◆ WRITTEN PROBLEM
Separate out the lines that hold "Microsoft".

# # # #

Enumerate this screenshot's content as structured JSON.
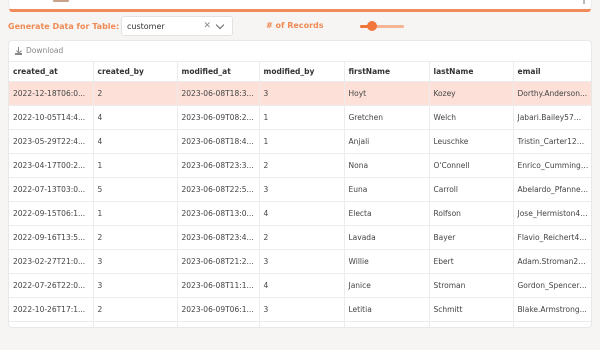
{
  "generate": {
    "label": "Generate Data for Table:",
    "selected_table": "customer",
    "records_label": "# of Records",
    "records_fraction": 0.22
  },
  "toolbar": {
    "download_label": "Download"
  },
  "table": {
    "columns": [
      "created_at",
      "created_by",
      "modified_at",
      "modified_by",
      "firstName",
      "lastName",
      "email"
    ],
    "rows": [
      [
        "2022-12-18T06:0...",
        "2",
        "2023-06-08T18:3...",
        "3",
        "Hoyt",
        "Kozey",
        "Dorthy.Anderson..."
      ],
      [
        "2022-10-05T14:4...",
        "4",
        "2023-06-09T08:2...",
        "1",
        "Gretchen",
        "Welch",
        "Jabari.Bailey57@h..."
      ],
      [
        "2023-05-29T22:4...",
        "4",
        "2023-06-08T18:4...",
        "1",
        "Anjali",
        "Leuschke",
        "Tristin_Carter12@..."
      ],
      [
        "2023-04-17T00:2...",
        "1",
        "2023-06-08T23:3...",
        "2",
        "Nona",
        "O'Connell",
        "Enrico_Cummings..."
      ],
      [
        "2022-07-13T03:0...",
        "5",
        "2023-06-08T22:5...",
        "3",
        "Euna",
        "Carroll",
        "Abelardo_Pfanner..."
      ],
      [
        "2022-09-15T06:1...",
        "1",
        "2023-06-08T13:0...",
        "4",
        "Electa",
        "Rolfson",
        "Jose_Hermiston47..."
      ],
      [
        "2022-09-16T13:5...",
        "2",
        "2023-06-08T23:4...",
        "2",
        "Lavada",
        "Bayer",
        "Flavio_Reichert40..."
      ],
      [
        "2023-02-27T21:0...",
        "3",
        "2023-06-08T21:2...",
        "3",
        "Willie",
        "Ebert",
        "Adam.Stroman28..."
      ],
      [
        "2022-07-26T22:0...",
        "3",
        "2023-06-08T11:1...",
        "4",
        "Janice",
        "Stroman",
        "Gordon_Spencer7..."
      ],
      [
        "2022-10-26T17:1...",
        "2",
        "2023-06-09T06:1...",
        "3",
        "Letitia",
        "Schmitt",
        "Blake.Armstrong..."
      ],
      [
        "",
        "",
        "",
        "",
        "",
        "",
        ""
      ]
    ]
  },
  "colors": {
    "accent": "#f08a55",
    "highlight_row": "#fde1d8"
  }
}
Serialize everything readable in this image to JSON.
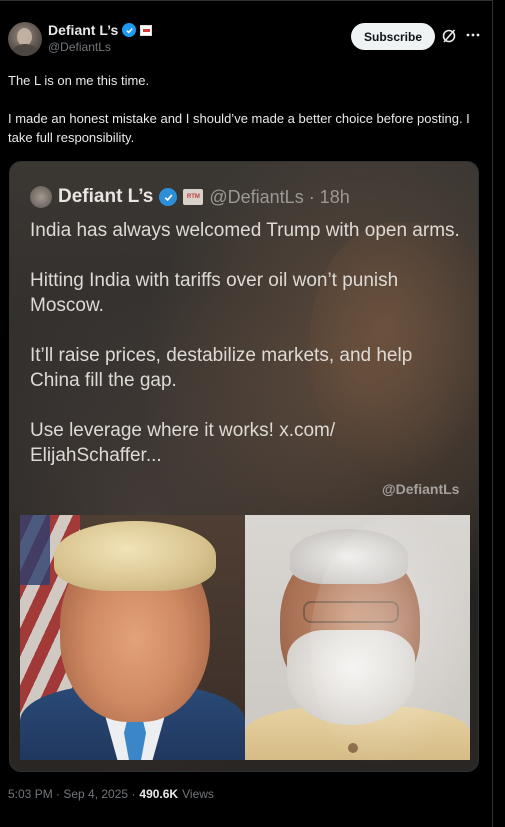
{
  "author": {
    "display_name": "Defiant L’s",
    "handle": "@DefiantLs"
  },
  "header": {
    "subscribe_label": "Subscribe",
    "grok_icon": "grok-icon",
    "more_icon": "more-icon"
  },
  "post": {
    "paragraphs": [
      "The L is on me this time.",
      "I made an honest mistake and I should’ve made a better choice before posting. I take full responsibility."
    ]
  },
  "embedded_image": {
    "author_name": "Defiant L’s",
    "handle_time": "@DefiantLs · 18h",
    "badge_text": "RTM",
    "paragraphs": [
      "India has always welcomed Trump with open arms.",
      "Hitting India with tariffs over oil won’t punish Moscow.",
      "It’ll raise prices, destabilize markets, and help China fill the gap.",
      "Use leverage where it works! x.com/ ElijahSchaffer..."
    ],
    "watermark": "@DefiantLs"
  },
  "meta": {
    "timestamp": "5:03 PM · Sep 4, 2025 ·",
    "views_count": "490.6K",
    "views_label": "Views"
  },
  "colors": {
    "background": "#000000",
    "text": "#e7e9ea",
    "muted": "#71767b",
    "verified": "#1d9bf0"
  }
}
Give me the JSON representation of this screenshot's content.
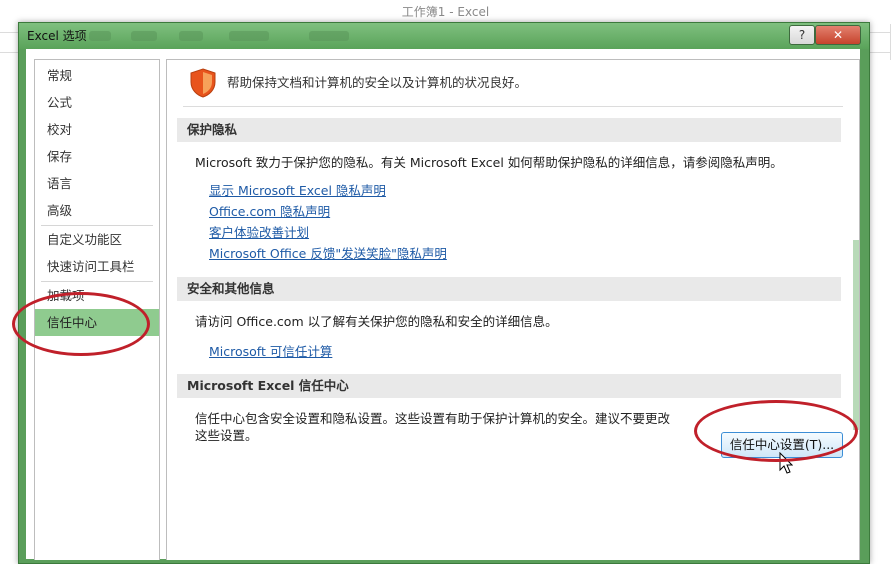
{
  "app": {
    "window_title": "工作簿1 - Excel"
  },
  "dialog": {
    "title": "Excel 选项",
    "help_label": "?",
    "close_label": "✕"
  },
  "nav": {
    "items": [
      {
        "label": "常规"
      },
      {
        "label": "公式"
      },
      {
        "label": "校对"
      },
      {
        "label": "保存"
      },
      {
        "label": "语言"
      },
      {
        "label": "高级"
      },
      {
        "label": "自定义功能区"
      },
      {
        "label": "快速访问工具栏"
      },
      {
        "label": "加载项"
      },
      {
        "label": "信任中心",
        "selected": true
      }
    ]
  },
  "main": {
    "header_text": "帮助保持文档和计算机的安全以及计算机的状况良好。",
    "shield_icon": "shield-icon",
    "sections": {
      "privacy": {
        "title": "保护隐私",
        "text": "Microsoft 致力于保护您的隐私。有关 Microsoft Excel 如何帮助保护隐私的详细信息，请参阅隐私声明。",
        "links": [
          "显示 Microsoft Excel 隐私声明",
          "Office.com 隐私声明",
          "客户体验改善计划",
          "Microsoft Office 反馈\"发送笑脸\"隐私声明"
        ]
      },
      "security": {
        "title": "安全和其他信息",
        "text": "请访问 Office.com 以了解有关保护您的隐私和安全的详细信息。",
        "link": "Microsoft 可信任计算"
      },
      "trust_center": {
        "title": "Microsoft Excel 信任中心",
        "text_line1": "信任中心包含安全设置和隐私设置。这些设置有助于保护计算机的安全。建议不要更改",
        "text_line2": "这些设置。",
        "button_label": "信任中心设置(T)..."
      }
    }
  },
  "colors": {
    "dialog_frame": "#5a9e5a",
    "nav_selected": "#8fcb8f",
    "link": "#1e5aa6",
    "annotation_red": "#c0202a"
  }
}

# # # #

◆ TASK RESPONSE
        "text": "Microsoft 致力于保护您的隐私。有关 Microsoft Excel 如何帮助保护隐私的详细信息，请参阅隐私声明。",
          "显示 Microsoft Excel 隐私声明",
          "Microsoft Office 反馈\"发送笑脸\"隐私声明"
        "link": "Microsoft 可信任计算"
        "title": "Microsoft Excel 信任中心",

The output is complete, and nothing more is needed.